- Extracted data entries:
[Start]

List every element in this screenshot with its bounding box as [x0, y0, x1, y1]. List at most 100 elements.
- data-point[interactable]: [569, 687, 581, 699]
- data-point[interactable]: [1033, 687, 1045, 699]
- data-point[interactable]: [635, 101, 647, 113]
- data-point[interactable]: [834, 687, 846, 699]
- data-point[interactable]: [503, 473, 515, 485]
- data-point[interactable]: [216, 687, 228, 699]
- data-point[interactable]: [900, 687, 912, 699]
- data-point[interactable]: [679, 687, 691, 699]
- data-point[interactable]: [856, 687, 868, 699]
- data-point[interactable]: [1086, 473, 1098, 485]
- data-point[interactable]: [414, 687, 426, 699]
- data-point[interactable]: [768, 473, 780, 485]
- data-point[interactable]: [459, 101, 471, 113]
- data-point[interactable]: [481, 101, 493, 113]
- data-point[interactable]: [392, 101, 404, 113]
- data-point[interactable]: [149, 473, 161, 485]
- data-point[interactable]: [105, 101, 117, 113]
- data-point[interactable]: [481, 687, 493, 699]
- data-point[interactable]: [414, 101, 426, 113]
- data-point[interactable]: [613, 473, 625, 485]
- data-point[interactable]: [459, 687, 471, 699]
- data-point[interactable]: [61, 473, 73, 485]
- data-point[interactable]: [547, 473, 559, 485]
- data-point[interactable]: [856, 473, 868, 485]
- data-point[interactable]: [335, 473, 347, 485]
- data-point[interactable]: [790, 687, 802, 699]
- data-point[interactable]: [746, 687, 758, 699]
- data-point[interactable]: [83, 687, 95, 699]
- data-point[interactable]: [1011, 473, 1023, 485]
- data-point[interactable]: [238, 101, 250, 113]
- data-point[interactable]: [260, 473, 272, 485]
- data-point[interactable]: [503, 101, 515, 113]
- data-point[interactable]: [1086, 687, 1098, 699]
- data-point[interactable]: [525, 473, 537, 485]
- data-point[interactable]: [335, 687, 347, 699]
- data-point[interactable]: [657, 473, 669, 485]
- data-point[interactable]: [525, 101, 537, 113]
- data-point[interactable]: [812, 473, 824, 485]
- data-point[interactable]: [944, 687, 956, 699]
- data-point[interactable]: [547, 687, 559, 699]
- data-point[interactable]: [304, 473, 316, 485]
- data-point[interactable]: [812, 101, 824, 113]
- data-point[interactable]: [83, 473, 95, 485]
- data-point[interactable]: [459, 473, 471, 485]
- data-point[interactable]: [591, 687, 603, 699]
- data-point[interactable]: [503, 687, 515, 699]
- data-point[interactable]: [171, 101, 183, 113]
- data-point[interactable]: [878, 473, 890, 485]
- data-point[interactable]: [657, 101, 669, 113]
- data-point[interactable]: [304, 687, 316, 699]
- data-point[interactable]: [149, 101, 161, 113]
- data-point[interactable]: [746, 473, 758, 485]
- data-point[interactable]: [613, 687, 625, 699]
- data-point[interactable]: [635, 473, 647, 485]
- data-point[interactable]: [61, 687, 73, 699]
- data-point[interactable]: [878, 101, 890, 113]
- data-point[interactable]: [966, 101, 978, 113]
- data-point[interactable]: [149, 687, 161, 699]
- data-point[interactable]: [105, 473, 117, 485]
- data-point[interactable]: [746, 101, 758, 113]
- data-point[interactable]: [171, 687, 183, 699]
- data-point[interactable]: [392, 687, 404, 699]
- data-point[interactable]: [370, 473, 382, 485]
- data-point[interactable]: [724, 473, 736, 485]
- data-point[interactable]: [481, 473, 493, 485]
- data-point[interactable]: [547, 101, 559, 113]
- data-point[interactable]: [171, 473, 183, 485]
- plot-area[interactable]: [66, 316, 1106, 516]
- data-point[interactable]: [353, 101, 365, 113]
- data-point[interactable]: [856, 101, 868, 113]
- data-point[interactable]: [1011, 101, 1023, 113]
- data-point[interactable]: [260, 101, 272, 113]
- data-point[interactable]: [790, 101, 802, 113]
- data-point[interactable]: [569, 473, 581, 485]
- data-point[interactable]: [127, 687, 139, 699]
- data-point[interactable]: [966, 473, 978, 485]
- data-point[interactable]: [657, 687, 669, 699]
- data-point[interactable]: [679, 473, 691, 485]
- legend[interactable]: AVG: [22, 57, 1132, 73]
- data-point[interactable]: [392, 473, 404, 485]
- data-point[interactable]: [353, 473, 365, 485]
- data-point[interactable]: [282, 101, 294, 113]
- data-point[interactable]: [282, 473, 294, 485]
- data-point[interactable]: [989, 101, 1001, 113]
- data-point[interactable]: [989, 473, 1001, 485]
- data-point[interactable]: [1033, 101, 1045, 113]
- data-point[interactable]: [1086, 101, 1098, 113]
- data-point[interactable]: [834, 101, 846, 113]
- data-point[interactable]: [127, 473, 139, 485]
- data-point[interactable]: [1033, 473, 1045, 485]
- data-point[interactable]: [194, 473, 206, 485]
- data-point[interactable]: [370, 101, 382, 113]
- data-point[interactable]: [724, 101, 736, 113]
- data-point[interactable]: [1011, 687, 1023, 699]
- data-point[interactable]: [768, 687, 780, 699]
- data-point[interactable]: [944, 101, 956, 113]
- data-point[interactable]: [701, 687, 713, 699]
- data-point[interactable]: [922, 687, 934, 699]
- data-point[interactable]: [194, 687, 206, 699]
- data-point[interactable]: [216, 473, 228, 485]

[End]

- YOUR OBJECTIVE: Duplicate the items above line for line, with no changes.

- SOLUTION TO THE PROBLEM:
List every element in this screenshot with its bounding box as [x0, y0, x1, y1]. List at most 100 elements.
- data-point[interactable]: [569, 687, 581, 699]
- data-point[interactable]: [1033, 687, 1045, 699]
- data-point[interactable]: [635, 101, 647, 113]
- data-point[interactable]: [834, 687, 846, 699]
- data-point[interactable]: [503, 473, 515, 485]
- data-point[interactable]: [216, 687, 228, 699]
- data-point[interactable]: [900, 687, 912, 699]
- data-point[interactable]: [679, 687, 691, 699]
- data-point[interactable]: [856, 687, 868, 699]
- data-point[interactable]: [1086, 473, 1098, 485]
- data-point[interactable]: [414, 687, 426, 699]
- data-point[interactable]: [768, 473, 780, 485]
- data-point[interactable]: [459, 101, 471, 113]
- data-point[interactable]: [481, 101, 493, 113]
- data-point[interactable]: [392, 101, 404, 113]
- data-point[interactable]: [149, 473, 161, 485]
- data-point[interactable]: [105, 101, 117, 113]
- data-point[interactable]: [481, 687, 493, 699]
- data-point[interactable]: [414, 101, 426, 113]
- data-point[interactable]: [613, 473, 625, 485]
- data-point[interactable]: [459, 687, 471, 699]
- data-point[interactable]: [61, 473, 73, 485]
- data-point[interactable]: [547, 473, 559, 485]
- data-point[interactable]: [856, 473, 868, 485]
- data-point[interactable]: [335, 473, 347, 485]
- data-point[interactable]: [790, 687, 802, 699]
- data-point[interactable]: [746, 687, 758, 699]
- data-point[interactable]: [83, 687, 95, 699]
- data-point[interactable]: [1011, 473, 1023, 485]
- data-point[interactable]: [238, 101, 250, 113]
- data-point[interactable]: [260, 473, 272, 485]
- data-point[interactable]: [503, 101, 515, 113]
- data-point[interactable]: [1086, 687, 1098, 699]
- data-point[interactable]: [525, 473, 537, 485]
- data-point[interactable]: [335, 687, 347, 699]
- data-point[interactable]: [657, 473, 669, 485]
- data-point[interactable]: [525, 101, 537, 113]
- data-point[interactable]: [812, 473, 824, 485]
- data-point[interactable]: [944, 687, 956, 699]
- data-point[interactable]: [547, 687, 559, 699]
- data-point[interactable]: [304, 473, 316, 485]
- data-point[interactable]: [812, 101, 824, 113]
- data-point[interactable]: [83, 473, 95, 485]
- data-point[interactable]: [459, 473, 471, 485]
- data-point[interactable]: [591, 687, 603, 699]
- data-point[interactable]: [503, 687, 515, 699]
- data-point[interactable]: [171, 101, 183, 113]
- data-point[interactable]: [878, 473, 890, 485]
- data-point[interactable]: [657, 101, 669, 113]
- data-point[interactable]: [304, 687, 316, 699]
- data-point[interactable]: [149, 101, 161, 113]
- data-point[interactable]: [746, 473, 758, 485]
- data-point[interactable]: [613, 687, 625, 699]
- data-point[interactable]: [635, 473, 647, 485]
- data-point[interactable]: [61, 687, 73, 699]
- data-point[interactable]: [878, 101, 890, 113]
- data-point[interactable]: [966, 101, 978, 113]
- data-point[interactable]: [149, 687, 161, 699]
- data-point[interactable]: [105, 473, 117, 485]
- data-point[interactable]: [746, 101, 758, 113]
- data-point[interactable]: [171, 687, 183, 699]
- data-point[interactable]: [392, 687, 404, 699]
- data-point[interactable]: [370, 473, 382, 485]
- data-point[interactable]: [724, 473, 736, 485]
- data-point[interactable]: [481, 473, 493, 485]
- data-point[interactable]: [547, 101, 559, 113]
- data-point[interactable]: [171, 473, 183, 485]
- plot-area[interactable]: [66, 316, 1106, 516]
- data-point[interactable]: [353, 101, 365, 113]
- data-point[interactable]: [856, 101, 868, 113]
- data-point[interactable]: [1011, 101, 1023, 113]
- data-point[interactable]: [260, 101, 272, 113]
- data-point[interactable]: [790, 101, 802, 113]
- data-point[interactable]: [569, 473, 581, 485]
- data-point[interactable]: [127, 687, 139, 699]
- data-point[interactable]: [966, 473, 978, 485]
- data-point[interactable]: [657, 687, 669, 699]
- data-point[interactable]: [679, 473, 691, 485]
- legend[interactable]: AVG: [22, 57, 1132, 73]
- data-point[interactable]: [392, 473, 404, 485]
- data-point[interactable]: [353, 473, 365, 485]
- data-point[interactable]: [282, 101, 294, 113]
- data-point[interactable]: [282, 473, 294, 485]
- data-point[interactable]: [989, 101, 1001, 113]
- data-point[interactable]: [989, 473, 1001, 485]
- data-point[interactable]: [1033, 101, 1045, 113]
- data-point[interactable]: [1086, 101, 1098, 113]
- data-point[interactable]: [834, 101, 846, 113]
- data-point[interactable]: [127, 473, 139, 485]
- data-point[interactable]: [1033, 473, 1045, 485]
- data-point[interactable]: [194, 473, 206, 485]
- data-point[interactable]: [370, 101, 382, 113]
- data-point[interactable]: [724, 101, 736, 113]
- data-point[interactable]: [1011, 687, 1023, 699]
- data-point[interactable]: [768, 687, 780, 699]
- data-point[interactable]: [944, 101, 956, 113]
- data-point[interactable]: [701, 687, 713, 699]
- data-point[interactable]: [922, 687, 934, 699]
- data-point[interactable]: [194, 687, 206, 699]
- data-point[interactable]: [216, 473, 228, 485]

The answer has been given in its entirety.